Show all lines of the listing that hold the word "sobě".
─── Provided material ───
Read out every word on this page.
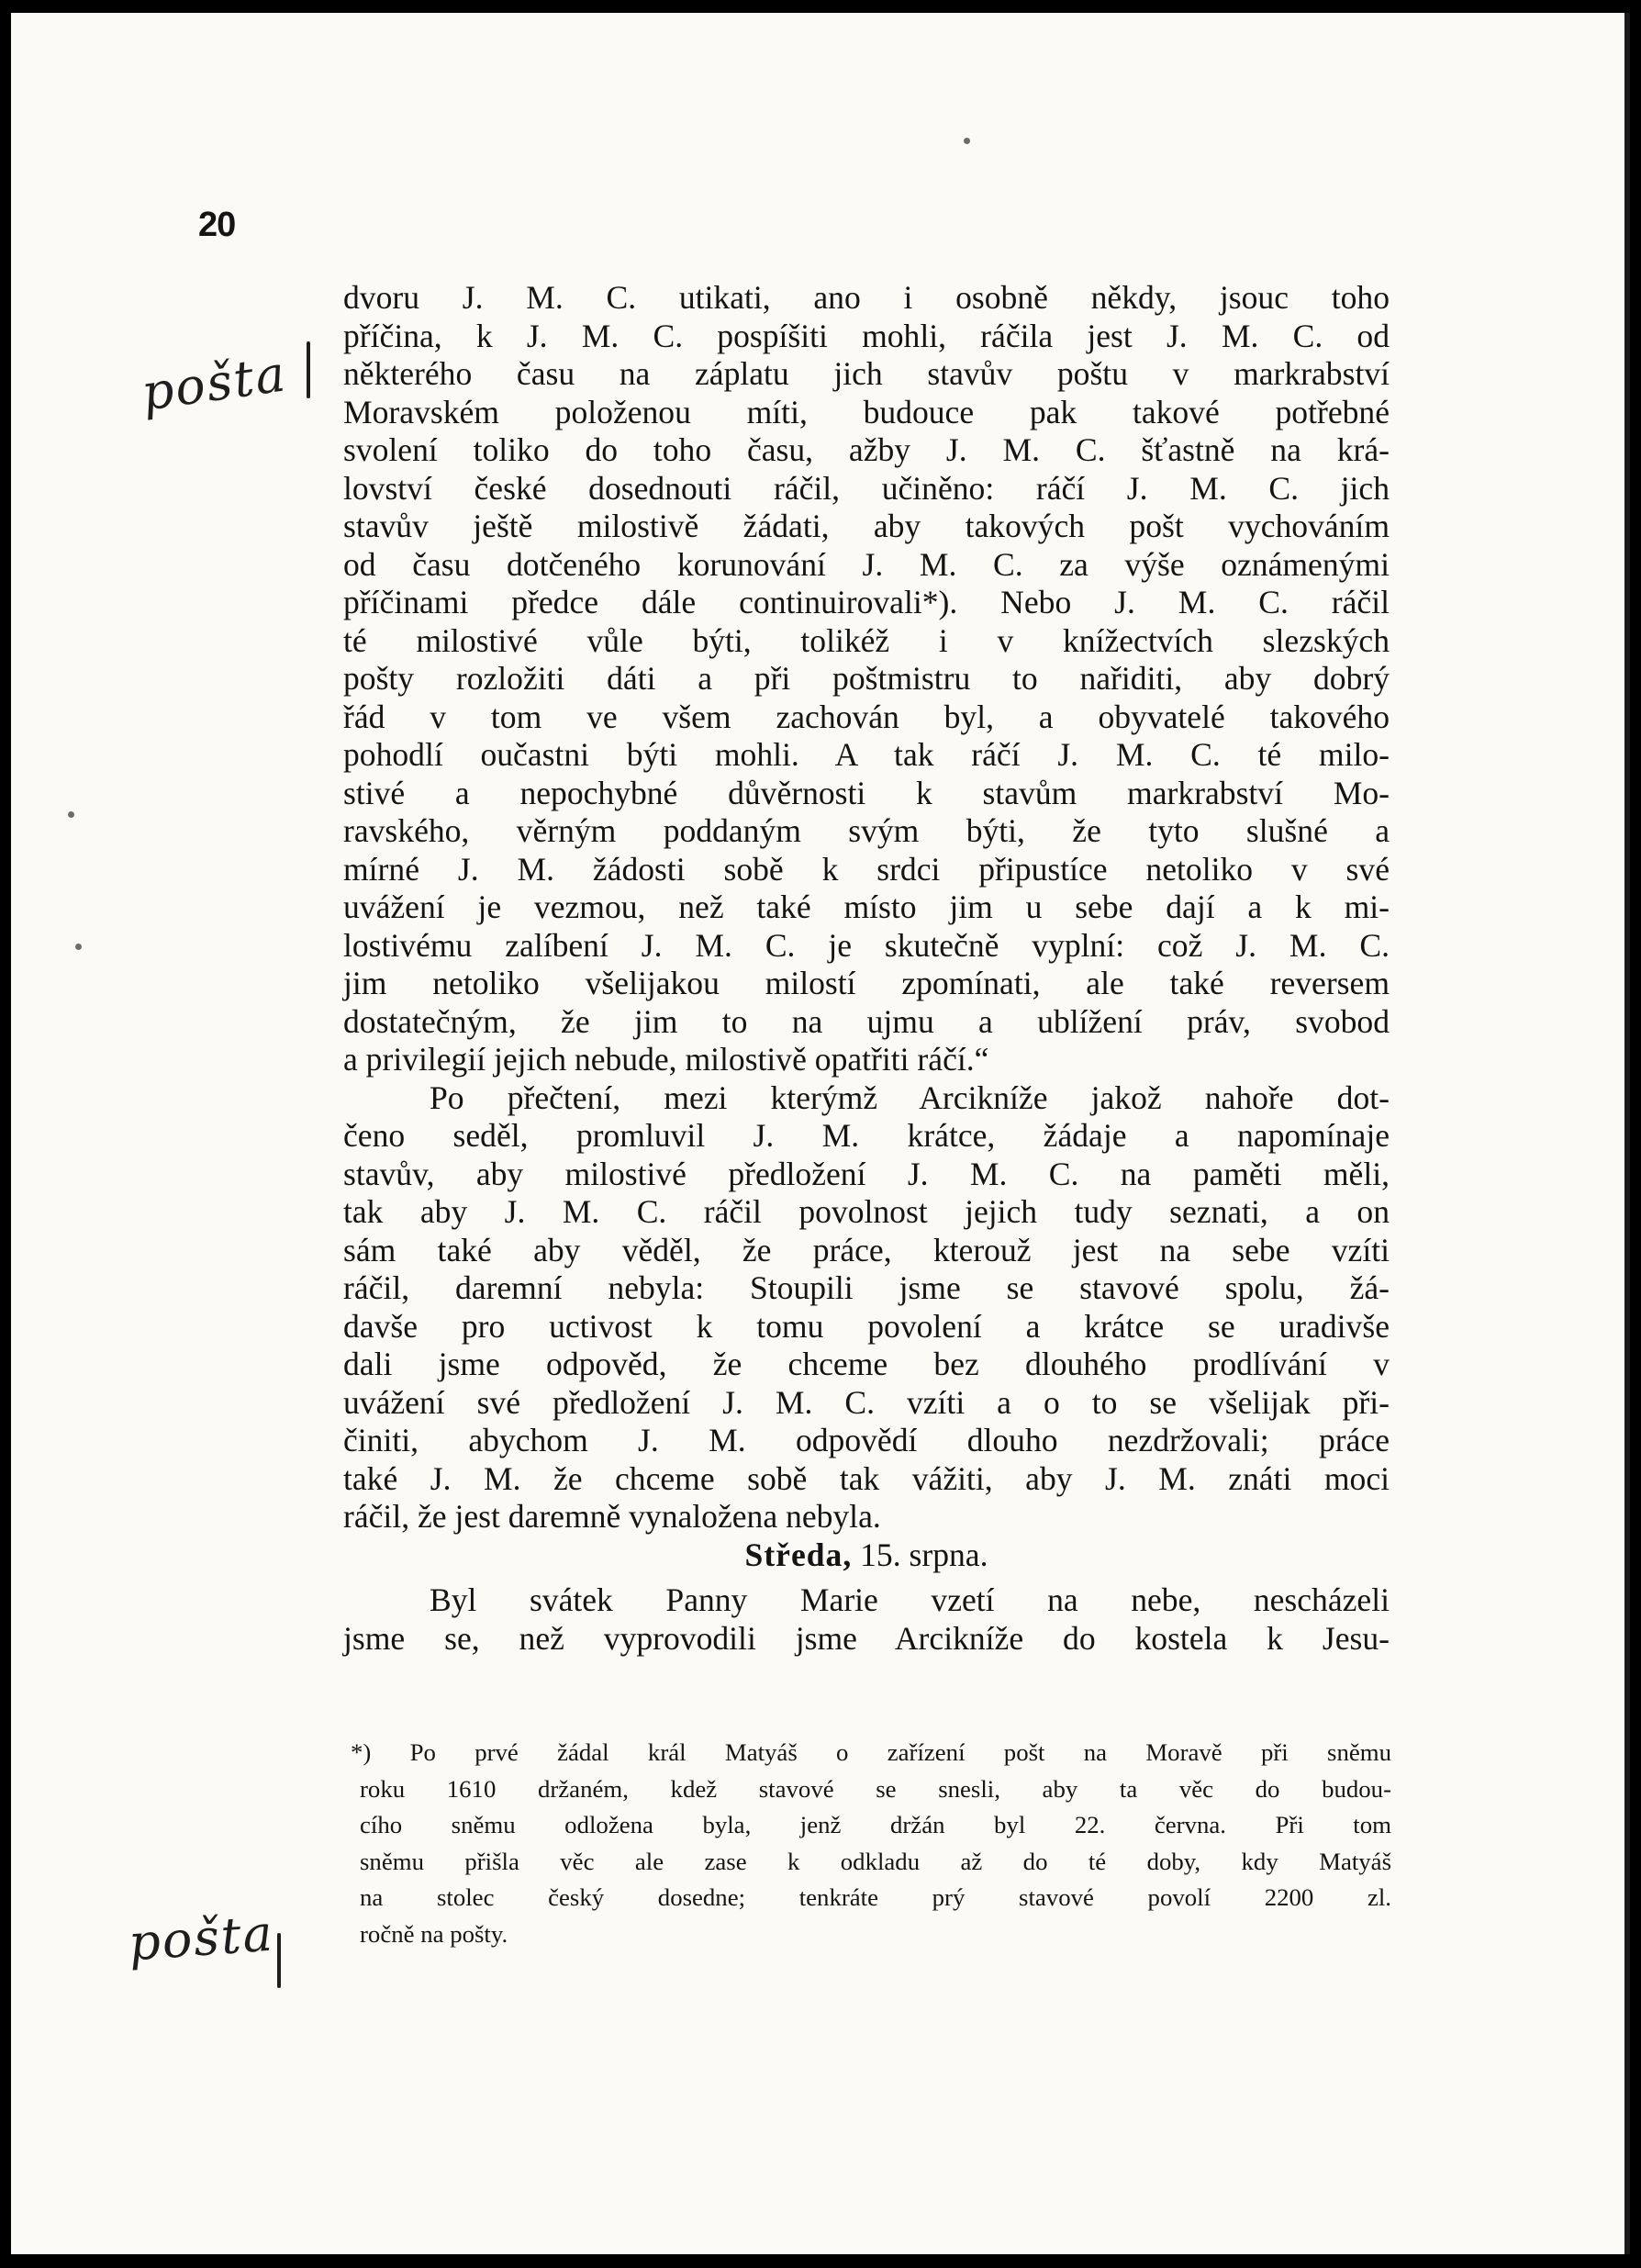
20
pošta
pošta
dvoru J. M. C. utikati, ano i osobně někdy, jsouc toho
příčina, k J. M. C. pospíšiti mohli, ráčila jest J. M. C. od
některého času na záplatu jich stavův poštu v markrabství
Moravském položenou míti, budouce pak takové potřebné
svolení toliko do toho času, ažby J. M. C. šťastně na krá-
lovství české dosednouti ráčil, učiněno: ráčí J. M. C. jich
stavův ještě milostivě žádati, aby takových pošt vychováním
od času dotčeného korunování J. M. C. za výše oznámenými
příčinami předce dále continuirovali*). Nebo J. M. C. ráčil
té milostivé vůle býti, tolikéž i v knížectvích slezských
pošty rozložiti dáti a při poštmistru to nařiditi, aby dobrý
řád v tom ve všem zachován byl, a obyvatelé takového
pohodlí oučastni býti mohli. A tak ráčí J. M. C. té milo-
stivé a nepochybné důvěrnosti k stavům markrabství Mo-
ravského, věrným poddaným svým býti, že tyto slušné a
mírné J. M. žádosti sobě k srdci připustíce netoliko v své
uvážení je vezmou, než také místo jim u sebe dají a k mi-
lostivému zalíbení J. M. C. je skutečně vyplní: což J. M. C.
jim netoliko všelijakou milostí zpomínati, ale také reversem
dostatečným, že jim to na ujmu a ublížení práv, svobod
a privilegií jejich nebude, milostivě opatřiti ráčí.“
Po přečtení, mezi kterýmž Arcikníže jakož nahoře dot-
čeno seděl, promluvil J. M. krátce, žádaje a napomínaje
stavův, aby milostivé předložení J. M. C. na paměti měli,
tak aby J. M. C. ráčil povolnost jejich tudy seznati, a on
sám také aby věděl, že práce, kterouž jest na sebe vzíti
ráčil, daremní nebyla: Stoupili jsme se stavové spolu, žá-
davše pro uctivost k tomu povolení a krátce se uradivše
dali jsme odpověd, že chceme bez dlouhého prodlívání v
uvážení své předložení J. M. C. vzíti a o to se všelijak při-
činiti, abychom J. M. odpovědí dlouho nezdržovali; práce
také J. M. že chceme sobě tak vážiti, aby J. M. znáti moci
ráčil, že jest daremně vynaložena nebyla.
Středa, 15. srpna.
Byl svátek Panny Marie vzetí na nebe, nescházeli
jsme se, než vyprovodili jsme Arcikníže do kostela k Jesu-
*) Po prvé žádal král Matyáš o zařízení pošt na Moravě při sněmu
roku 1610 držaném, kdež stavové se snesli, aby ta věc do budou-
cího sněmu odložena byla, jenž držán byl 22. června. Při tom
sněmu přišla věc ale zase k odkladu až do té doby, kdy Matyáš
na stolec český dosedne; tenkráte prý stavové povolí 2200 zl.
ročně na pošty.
───
─── Provided material ───
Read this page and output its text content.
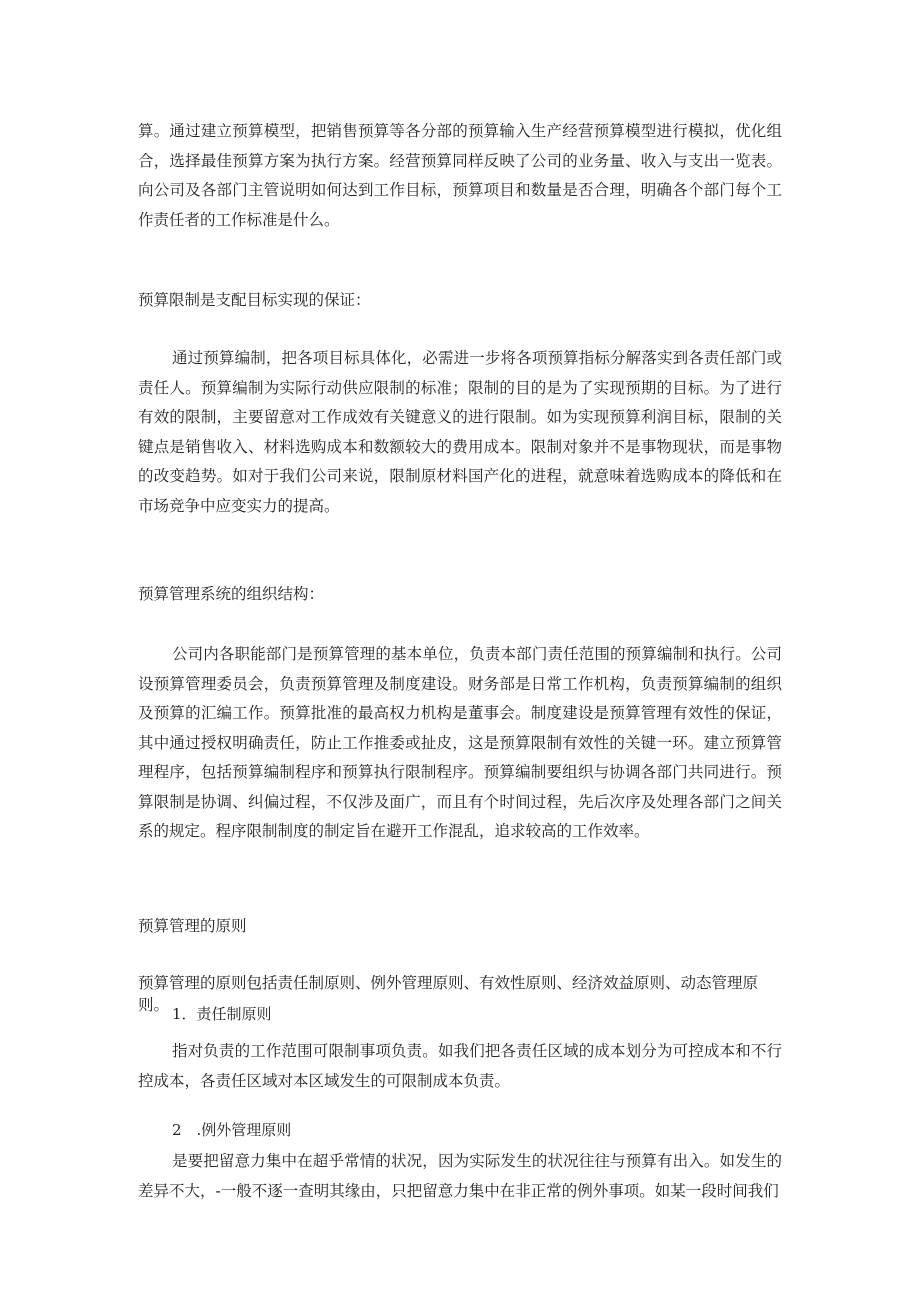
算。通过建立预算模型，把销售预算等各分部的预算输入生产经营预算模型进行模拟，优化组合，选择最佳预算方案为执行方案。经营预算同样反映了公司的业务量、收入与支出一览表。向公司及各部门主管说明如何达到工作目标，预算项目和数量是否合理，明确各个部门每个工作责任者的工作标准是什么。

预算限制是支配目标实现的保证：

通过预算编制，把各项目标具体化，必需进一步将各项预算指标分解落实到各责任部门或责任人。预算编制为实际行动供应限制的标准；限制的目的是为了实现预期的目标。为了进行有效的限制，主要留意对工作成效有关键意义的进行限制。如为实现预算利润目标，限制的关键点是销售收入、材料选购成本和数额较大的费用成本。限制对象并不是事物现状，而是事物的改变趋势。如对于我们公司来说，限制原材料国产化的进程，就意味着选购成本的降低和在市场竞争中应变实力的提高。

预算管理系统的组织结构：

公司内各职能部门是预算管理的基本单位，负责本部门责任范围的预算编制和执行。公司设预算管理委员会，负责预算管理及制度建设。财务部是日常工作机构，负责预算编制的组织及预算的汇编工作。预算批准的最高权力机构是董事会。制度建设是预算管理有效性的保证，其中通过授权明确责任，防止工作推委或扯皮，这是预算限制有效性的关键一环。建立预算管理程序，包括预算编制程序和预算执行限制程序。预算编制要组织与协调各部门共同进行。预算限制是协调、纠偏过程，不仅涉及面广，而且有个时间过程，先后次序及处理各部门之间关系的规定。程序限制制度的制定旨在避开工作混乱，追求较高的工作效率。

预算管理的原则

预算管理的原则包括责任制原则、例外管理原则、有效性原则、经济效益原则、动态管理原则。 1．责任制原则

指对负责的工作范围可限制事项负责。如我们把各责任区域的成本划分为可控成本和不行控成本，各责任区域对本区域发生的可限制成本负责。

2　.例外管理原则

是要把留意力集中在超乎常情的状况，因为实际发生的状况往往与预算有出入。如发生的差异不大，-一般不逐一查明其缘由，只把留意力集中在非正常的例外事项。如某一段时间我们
───
**The output:**
mírné J. M. žádosti sobě k srdci připustíce netoliko v své
také J. M. že chceme sobě tak vážiti, aby J. M. znáti moci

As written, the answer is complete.